-- START PROVIDED DATA --

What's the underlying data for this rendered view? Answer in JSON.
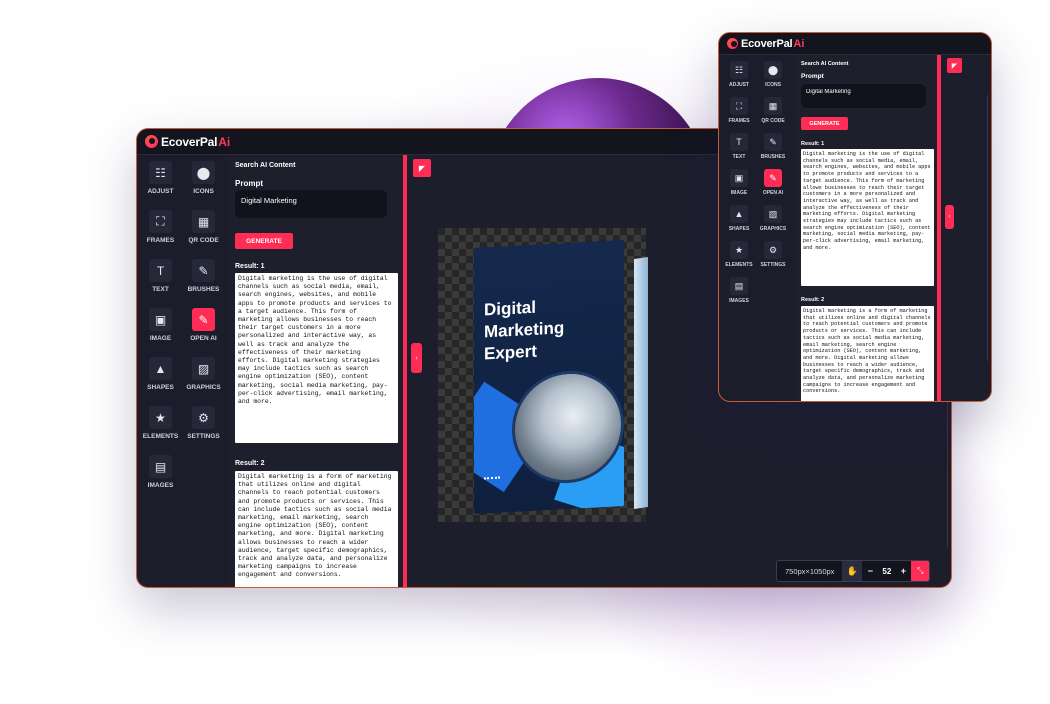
{
  "app": {
    "logo_main": "EcoverPal",
    "logo_ai": "Ai"
  },
  "tools": [
    {
      "label": "ADJUST",
      "icon": "sliders-icon",
      "glyph": "☷"
    },
    {
      "label": "ICONS",
      "icon": "map-pin-icon",
      "glyph": "⬤"
    },
    {
      "label": "FRAMES",
      "icon": "frame-icon",
      "glyph": "⛶"
    },
    {
      "label": "QR CODE",
      "icon": "qr-code-icon",
      "glyph": "▦"
    },
    {
      "label": "TEXT",
      "icon": "text-icon",
      "glyph": "T"
    },
    {
      "label": "BRUSHES",
      "icon": "brush-icon",
      "glyph": "✎"
    },
    {
      "label": "IMAGE",
      "icon": "image-add-icon",
      "glyph": "▣"
    },
    {
      "label": "OPEN AI",
      "icon": "pencil-icon",
      "glyph": "✎"
    },
    {
      "label": "SHAPES",
      "icon": "shapes-icon",
      "glyph": "▲"
    },
    {
      "label": "GRAPHICS",
      "icon": "graphics-icon",
      "glyph": "▨"
    },
    {
      "label": "ELEMENTS",
      "icon": "star-icon",
      "glyph": "★"
    },
    {
      "label": "SETTINGS",
      "icon": "gear-icon",
      "glyph": "⚙"
    },
    {
      "label": "IMAGES",
      "icon": "images-icon",
      "glyph": "▤"
    }
  ],
  "active_tool": "OPEN AI",
  "panel": {
    "title": "Search AI Content",
    "prompt_label": "Prompt",
    "prompt_value": "Digital Marketing",
    "generate_label": "GENERATE",
    "results": [
      {
        "label": "Result: 1",
        "text": "Digital marketing is the use of digital channels such as social media, email, search engines, websites, and mobile apps to promote products and services to a target audience. This form of marketing allows businesses to reach their target customers in a more personalized and interactive way, as well as track and analyze the effectiveness of their marketing efforts. Digital marketing strategies may include tactics such as search engine optimization (SEO), content marketing, social media marketing, pay-per-click advertising, email marketing, and more."
      },
      {
        "label": "Result: 2",
        "text": "Digital marketing is a form of marketing that utilizes online and digital channels to reach potential customers and promote products or services. This can include tactics such as social media marketing, email marketing, search engine optimization (SEO), content marketing, and more. Digital marketing allows businesses to reach a wider audience, target specific demographics, track and analyze data, and personalize marketing campaigns to increase engagement and conversions."
      }
    ]
  },
  "book": {
    "title": "Digital Marketing Expert"
  },
  "statusbar": {
    "dimensions": "750px×1050px",
    "zoom": "52",
    "minus": "−",
    "plus": "+"
  }
}
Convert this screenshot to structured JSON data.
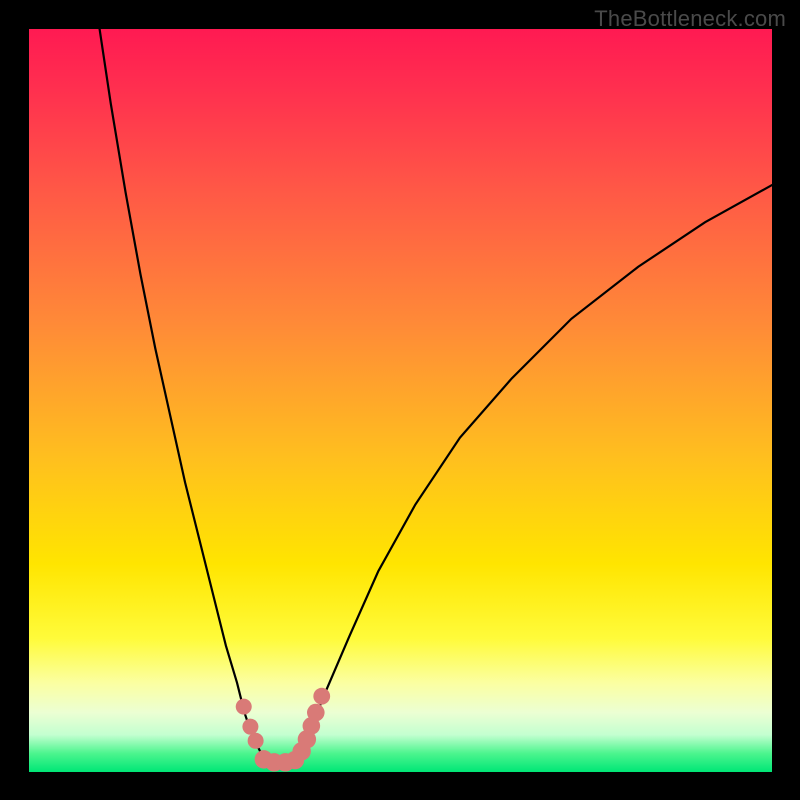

-- END PROVIDED DATA --

* _AIM OF THE TASK_
Of the lines in the data, how many hold the string "promote"? State the number, nothing else.

* _EXERCISE ANSWER_
2